> [WHAT YOU NEED TO DO] Write out every line of the material exactly as it appears.

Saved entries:
════════════════════

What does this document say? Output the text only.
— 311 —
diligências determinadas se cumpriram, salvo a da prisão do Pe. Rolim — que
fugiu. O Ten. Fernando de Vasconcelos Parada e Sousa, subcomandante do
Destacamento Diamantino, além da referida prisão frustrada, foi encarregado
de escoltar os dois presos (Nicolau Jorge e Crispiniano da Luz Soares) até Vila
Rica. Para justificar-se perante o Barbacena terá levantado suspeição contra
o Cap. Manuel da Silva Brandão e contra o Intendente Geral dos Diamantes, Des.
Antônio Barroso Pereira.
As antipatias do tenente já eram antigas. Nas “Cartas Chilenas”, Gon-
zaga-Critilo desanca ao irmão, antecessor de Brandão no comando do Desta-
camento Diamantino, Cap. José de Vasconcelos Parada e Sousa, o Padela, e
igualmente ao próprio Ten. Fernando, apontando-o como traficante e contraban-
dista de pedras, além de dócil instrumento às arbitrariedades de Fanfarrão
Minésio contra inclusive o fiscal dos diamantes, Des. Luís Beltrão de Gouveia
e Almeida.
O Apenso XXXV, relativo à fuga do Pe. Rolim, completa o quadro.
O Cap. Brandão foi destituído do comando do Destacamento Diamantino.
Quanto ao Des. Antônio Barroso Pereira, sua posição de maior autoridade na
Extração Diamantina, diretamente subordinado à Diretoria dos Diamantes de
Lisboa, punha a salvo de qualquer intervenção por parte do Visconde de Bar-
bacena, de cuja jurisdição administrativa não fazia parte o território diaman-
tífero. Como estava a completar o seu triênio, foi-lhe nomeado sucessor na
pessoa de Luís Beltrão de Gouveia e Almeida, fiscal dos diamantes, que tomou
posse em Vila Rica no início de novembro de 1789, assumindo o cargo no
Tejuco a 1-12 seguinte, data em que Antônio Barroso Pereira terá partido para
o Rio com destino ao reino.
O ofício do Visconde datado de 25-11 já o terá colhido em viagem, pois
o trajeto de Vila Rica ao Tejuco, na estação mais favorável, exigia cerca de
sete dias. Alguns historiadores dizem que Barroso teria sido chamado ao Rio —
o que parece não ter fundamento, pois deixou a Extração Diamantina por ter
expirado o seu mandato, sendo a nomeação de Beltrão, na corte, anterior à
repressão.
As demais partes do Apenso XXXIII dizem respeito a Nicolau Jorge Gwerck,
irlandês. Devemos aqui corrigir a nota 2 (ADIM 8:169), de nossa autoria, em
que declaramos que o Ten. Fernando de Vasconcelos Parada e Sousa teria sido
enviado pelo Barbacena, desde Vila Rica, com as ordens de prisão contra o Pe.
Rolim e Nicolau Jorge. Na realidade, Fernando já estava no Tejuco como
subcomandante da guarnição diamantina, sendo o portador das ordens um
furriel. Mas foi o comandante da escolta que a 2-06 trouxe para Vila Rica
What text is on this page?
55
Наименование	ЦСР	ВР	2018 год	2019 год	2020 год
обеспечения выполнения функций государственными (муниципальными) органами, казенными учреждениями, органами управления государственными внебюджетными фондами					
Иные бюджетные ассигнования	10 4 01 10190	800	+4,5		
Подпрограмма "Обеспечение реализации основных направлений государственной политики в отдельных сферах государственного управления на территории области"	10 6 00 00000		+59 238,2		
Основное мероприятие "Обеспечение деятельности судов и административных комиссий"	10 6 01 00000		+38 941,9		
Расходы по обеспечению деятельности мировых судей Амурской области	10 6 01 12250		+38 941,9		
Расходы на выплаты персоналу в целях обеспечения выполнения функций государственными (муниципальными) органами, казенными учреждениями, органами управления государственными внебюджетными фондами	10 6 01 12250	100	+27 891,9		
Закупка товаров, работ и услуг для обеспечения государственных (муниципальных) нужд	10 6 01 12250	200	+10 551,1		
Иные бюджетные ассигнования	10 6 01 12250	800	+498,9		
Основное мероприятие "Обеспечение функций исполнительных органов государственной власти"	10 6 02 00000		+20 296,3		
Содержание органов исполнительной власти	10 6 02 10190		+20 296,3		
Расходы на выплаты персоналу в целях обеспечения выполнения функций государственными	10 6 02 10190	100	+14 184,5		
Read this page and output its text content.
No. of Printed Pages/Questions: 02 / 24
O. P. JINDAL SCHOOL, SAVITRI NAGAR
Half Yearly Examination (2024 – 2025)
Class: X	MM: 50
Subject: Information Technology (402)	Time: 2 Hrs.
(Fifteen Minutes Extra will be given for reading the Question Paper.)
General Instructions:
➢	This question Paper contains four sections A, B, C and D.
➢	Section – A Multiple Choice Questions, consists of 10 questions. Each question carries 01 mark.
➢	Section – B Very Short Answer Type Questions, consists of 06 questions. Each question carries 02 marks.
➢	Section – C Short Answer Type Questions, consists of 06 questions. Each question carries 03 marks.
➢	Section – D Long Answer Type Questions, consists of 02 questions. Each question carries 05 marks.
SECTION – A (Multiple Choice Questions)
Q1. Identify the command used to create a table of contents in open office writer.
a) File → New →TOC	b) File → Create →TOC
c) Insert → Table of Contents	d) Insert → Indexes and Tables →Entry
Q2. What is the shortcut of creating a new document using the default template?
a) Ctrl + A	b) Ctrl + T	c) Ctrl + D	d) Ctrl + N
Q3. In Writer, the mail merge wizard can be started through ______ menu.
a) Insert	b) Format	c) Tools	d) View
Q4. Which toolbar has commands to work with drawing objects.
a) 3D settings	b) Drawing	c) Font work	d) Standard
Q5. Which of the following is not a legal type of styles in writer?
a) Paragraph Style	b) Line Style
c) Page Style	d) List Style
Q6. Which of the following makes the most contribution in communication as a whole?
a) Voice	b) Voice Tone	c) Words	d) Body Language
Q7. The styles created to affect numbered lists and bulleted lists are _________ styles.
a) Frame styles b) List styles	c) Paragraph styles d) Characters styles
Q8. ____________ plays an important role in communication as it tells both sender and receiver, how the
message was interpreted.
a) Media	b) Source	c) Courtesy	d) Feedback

════════════════════

> [THE OUTPUT]
What does this document say? Output the text only.
— 311 —
diligências determinadas se cumpriram, salvo a da prisão do Pe. Rolim — que
fugiu. O Ten. Fernando de Vasconcelos Parada e Sousa, subcomandante do
Destacamento Diamantino, além da referida prisão frustrada, foi encarregado
de escoltar os dois presos (Nicolau Jorge e Crispiniano da Luz Soares) até Vila
Rica. Para justificar-se perante o Barbacena terá levantado suspeição contra
o Cap. Manuel da Silva Brandão e contra o Intendente Geral dos Diamantes, Des.
Antônio Barroso Pereira.
As antipatias do tenente já eram antigas. Nas “Cartas Chilenas”, Gon-
zaga-Critilo desanca ao irmão, antecessor de Brandão no comando do Desta-
camento Diamantino, Cap. José de Vasconcelos Parada e Sousa, o Padela, e
igualmente ao próprio Ten. Fernando, apontando-o como traficante e contraban-
dista de pedras, além de dócil instrumento às arbitrariedades de Fanfarrão
Minésio contra inclusive o fiscal dos diamantes, Des. Luís Beltrão de Gouveia
e Almeida.
O Apenso XXXV, relativo à fuga do Pe. Rolim, completa o quadro.
O Cap. Brandão foi destituído do comando do Destacamento Diamantino.
Quanto ao Des. Antônio Barroso Pereira, sua posição de maior autoridade na
Extração Diamantina, diretamente subordinado à Diretoria dos Diamantes de
Lisboa, punha a salvo de qualquer intervenção por parte do Visconde de Bar-
bacena, de cuja jurisdição administrativa não fazia parte o território diaman-
tífero. Como estava a completar o seu triênio, foi-lhe nomeado sucessor na
pessoa de Luís Beltrão de Gouveia e Almeida, fiscal dos diamantes, que tomou
posse em Vila Rica no início de novembro de 1789, assumindo o cargo no
Tejuco a 1-12 seguinte, data em que Antônio Barroso Pereira terá partido para
o Rio com destino ao reino.
O ofício do Visconde datado de 25-11 já o terá colhido em viagem, pois
o trajeto de Vila Rica ao Tejuco, na estação mais favorável, exigia cerca de
sete dias. Alguns historiadores dizem que Barroso teria sido chamado ao Rio —
o que parece não ter fundamento, pois deixou a Extração Diamantina por ter
expirado o seu mandato, sendo a nomeação de Beltrão, na corte, anterior à
repressão.
As demais partes do Apenso XXXIII dizem respeito a Nicolau Jorge Gwerck,
irlandês. Devemos aqui corrigir a nota 2 (ADIM 8:169), de nossa autoria, em
que declaramos que o Ten. Fernando de Vasconcelos Parada e Sousa teria sido
enviado pelo Barbacena, desde Vila Rica, com as ordens de prisão contra o Pe.
Rolim e Nicolau Jorge. Na realidade, Fernando já estava no Tejuco como
subcomandante da guarnição diamantina, sendo o portador das ordens um
furriel. Mas foi o comandante da escolta que a 2-06 trouxe para Vila Rica
What text is on this page?
55
Наименование	ЦСР	ВР	2018 год	2019 год	2020 год
обеспечения выполнения функций государственными (муниципальными) органами, казенными учреждениями, органами управления государственными внебюджетными фондами					
Иные бюджетные ассигнования	10 4 01 10190	800	+4,5		
Подпрограмма "Обеспечение реализации основных направлений государственной политики в отдельных сферах государственного управления на территории области"	10 6 00 00000		+59 238,2		
Основное мероприятие "Обеспечение деятельности судов и административных комиссий"	10 6 01 00000		+38 941,9		
Расходы по обеспечению деятельности мировых судей Амурской области	10 6 01 12250		+38 941,9		
Расходы на выплаты персоналу в целях обеспечения выполнения функций государственными (муниципальными) органами, казенными учреждениями, органами управления государственными внебюджетными фондами	10 6 01 12250	100	+27 891,9		
Закупка товаров, работ и услуг для обеспечения государственных (муниципальных) нужд	10 6 01 12250	200	+10 551,1		
Иные бюджетные ассигнования	10 6 01 12250	800	+498,9		
Основное мероприятие "Обеспечение функций исполнительных органов государственной власти"	10 6 02 00000		+20 296,3		
Содержание органов исполнительной власти	10 6 02 10190		+20 296,3		
Расходы на выплаты персоналу в целях обеспечения выполнения функций государственными	10 6 02 10190	100	+14 184,5		
Read this page and output its text content.
No. of Printed Pages/Questions: 02 / 24
O. P. JINDAL SCHOOL, SAVITRI NAGAR
Half Yearly Examination (2024 – 2025)
Class: X	MM: 50
Subject: Information Technology (402)	Time: 2 Hrs.
(Fifteen Minutes Extra will be given for reading the Question Paper.)
General Instructions:
➢	This question Paper contains four sections A, B, C and D.
➢	Section – A Multiple Choice Questions, consists of 10 questions. Each question carries 01 mark.
➢	Section – B Very Short Answer Type Questions, consists of 06 questions. Each question carries 02 marks.
➢	Section – C Short Answer Type Questions, consists of 06 questions. Each question carries 03 marks.
➢	Section – D Long Answer Type Questions, consists of 02 questions. Each question carries 05 marks.
SECTION – A (Multiple Choice Questions)
Q1. Identify the command used to create a table of contents in open office writer.
a) File → New →TOC	b) File → Create →TOC
c) Insert → Table of Contents	d) Insert → Indexes and Tables →Entry
Q2. What is the shortcut of creating a new document using the default template?
a) Ctrl + A	b) Ctrl + T	c) Ctrl + D	d) Ctrl + N
Q3. In Writer, the mail merge wizard can be started through ______ menu.
a) Insert	b) Format	c) Tools	d) View
Q4. Which toolbar has commands to work with drawing objects.
a) 3D settings	b) Drawing	c) Font work	d) Standard
Q5. Which of the following is not a legal type of styles in writer?
a) Paragraph Style	b) Line Style
c) Page Style	d) List Style
Q6. Which of the following makes the most contribution in communication as a whole?
a) Voice	b) Voice Tone	c) Words	d) Body Language
Q7. The styles created to affect numbered lists and bulleted lists are _________ styles.
a) Frame styles b) List styles	c) Paragraph styles d) Characters styles
Q8. ____________ plays an important role in communication as it tells both sender and receiver, how the
message was interpreted.
a) Media	b) Source	c) Courtesy	d) Feedback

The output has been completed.